Written instruction: Gather all lines with "Internet" from the records.

Stored data entries:

--*--

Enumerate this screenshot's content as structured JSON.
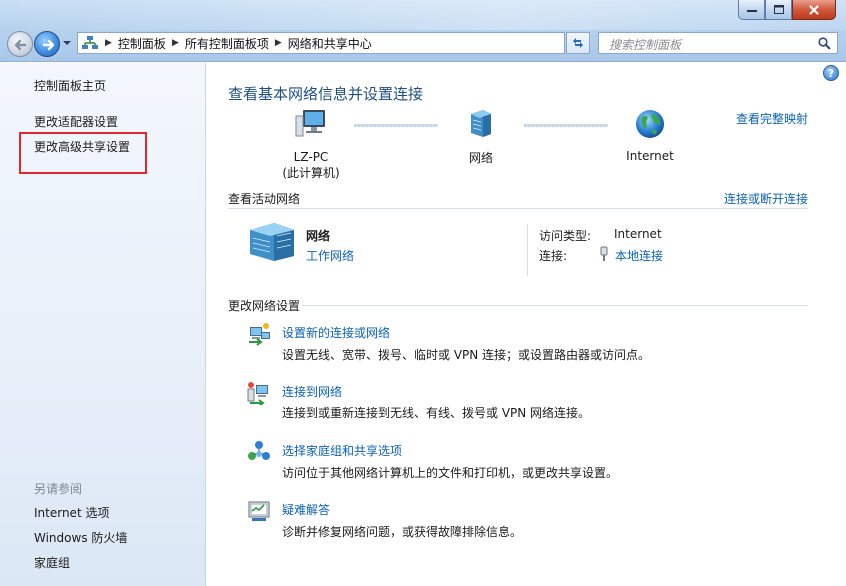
{
  "window": {
    "buttons": {
      "minimize": "minimize-icon",
      "maximize": "maximize-icon",
      "close": "close-icon"
    }
  },
  "address_bar": {
    "breadcrumbs": [
      "控制面板",
      "所有控制面板项",
      "网络和共享中心"
    ]
  },
  "search": {
    "placeholder": "搜索控制面板"
  },
  "sidebar": {
    "items": [
      "控制面板主页",
      "更改适配器设置",
      "更改高级共享设置"
    ],
    "see_also_label": "另请参阅",
    "see_also": [
      "Internet 选项",
      "Windows 防火墙",
      "家庭组"
    ]
  },
  "main": {
    "title": "查看基本网络信息并设置连接",
    "view_full_map": "查看完整映射",
    "map_nodes": [
      {
        "label": "LZ-PC",
        "sublabel": "(此计算机)",
        "icon": "computer-icon"
      },
      {
        "label": "网络",
        "icon": "network-icon"
      },
      {
        "label": "Internet",
        "icon": "globe-icon"
      }
    ],
    "active_networks_label": "查看活动网络",
    "connect_disconnect": "连接或断开连接",
    "active_network": {
      "name": "网络",
      "type": "工作网络",
      "access_type_label": "访问类型:",
      "access_type_value": "Internet",
      "connections_label": "连接:",
      "connections_value": "本地连接"
    },
    "change_settings_label": "更改网络设置",
    "tasks": [
      {
        "title": "设置新的连接或网络",
        "desc": "设置无线、宽带、拨号、临时或 VPN 连接；或设置路由器或访问点。",
        "icon": "new-connection-icon"
      },
      {
        "title": "连接到网络",
        "desc": "连接到或重新连接到无线、有线、拨号或 VPN 网络连接。",
        "icon": "connect-network-icon"
      },
      {
        "title": "选择家庭组和共享选项",
        "desc": "访问位于其他网络计算机上的文件和打印机，或更改共享设置。",
        "icon": "homegroup-icon"
      },
      {
        "title": "疑难解答",
        "desc": "诊断并修复网络问题，或获得故障排除信息。",
        "icon": "troubleshoot-icon"
      }
    ]
  },
  "colors": {
    "link": "#0b62b5",
    "title": "#1e4e86",
    "highlight_box": "#e0282c"
  }
}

--*--

Written solution:
      "Internet 选项",
        "label": "Internet",
      "access_type_value": "Internet",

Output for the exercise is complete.